• _Task prompt_
Output a single figure: the number of lines in which the word "this" appears.

Figure collection entries

╭──

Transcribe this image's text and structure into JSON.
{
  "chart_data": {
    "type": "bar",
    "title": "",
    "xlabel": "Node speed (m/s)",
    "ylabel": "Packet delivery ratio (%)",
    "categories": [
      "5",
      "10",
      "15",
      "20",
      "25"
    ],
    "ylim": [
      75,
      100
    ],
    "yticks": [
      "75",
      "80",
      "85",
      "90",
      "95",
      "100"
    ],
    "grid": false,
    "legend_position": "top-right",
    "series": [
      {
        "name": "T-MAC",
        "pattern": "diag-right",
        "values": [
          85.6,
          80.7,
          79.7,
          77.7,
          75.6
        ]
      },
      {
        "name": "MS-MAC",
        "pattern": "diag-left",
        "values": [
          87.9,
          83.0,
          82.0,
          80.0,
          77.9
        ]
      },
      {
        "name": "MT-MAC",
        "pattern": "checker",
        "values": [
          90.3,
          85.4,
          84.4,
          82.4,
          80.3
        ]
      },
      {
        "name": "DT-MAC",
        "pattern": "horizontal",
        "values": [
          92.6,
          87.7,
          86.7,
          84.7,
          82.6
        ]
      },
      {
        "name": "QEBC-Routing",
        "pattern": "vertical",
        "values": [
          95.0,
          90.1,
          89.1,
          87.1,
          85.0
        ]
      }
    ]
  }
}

╰──
╭──

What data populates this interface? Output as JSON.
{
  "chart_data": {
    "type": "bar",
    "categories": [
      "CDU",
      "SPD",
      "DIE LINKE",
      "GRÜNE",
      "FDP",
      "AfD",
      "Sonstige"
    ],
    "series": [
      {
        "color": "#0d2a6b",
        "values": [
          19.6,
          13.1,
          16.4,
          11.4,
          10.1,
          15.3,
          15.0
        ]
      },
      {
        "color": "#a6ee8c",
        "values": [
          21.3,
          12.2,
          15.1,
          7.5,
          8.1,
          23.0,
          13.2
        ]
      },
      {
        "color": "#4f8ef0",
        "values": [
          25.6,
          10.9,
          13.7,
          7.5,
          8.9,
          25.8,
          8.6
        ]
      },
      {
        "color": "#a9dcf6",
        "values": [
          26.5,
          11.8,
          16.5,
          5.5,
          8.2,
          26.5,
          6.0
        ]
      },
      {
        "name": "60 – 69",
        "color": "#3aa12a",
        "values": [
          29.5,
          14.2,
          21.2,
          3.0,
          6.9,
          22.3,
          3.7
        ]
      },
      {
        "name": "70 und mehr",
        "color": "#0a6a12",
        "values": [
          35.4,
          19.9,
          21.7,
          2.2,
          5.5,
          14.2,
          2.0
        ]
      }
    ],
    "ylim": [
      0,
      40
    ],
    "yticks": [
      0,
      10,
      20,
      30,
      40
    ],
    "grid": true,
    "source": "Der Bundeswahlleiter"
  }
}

╰──

• _Task response_
2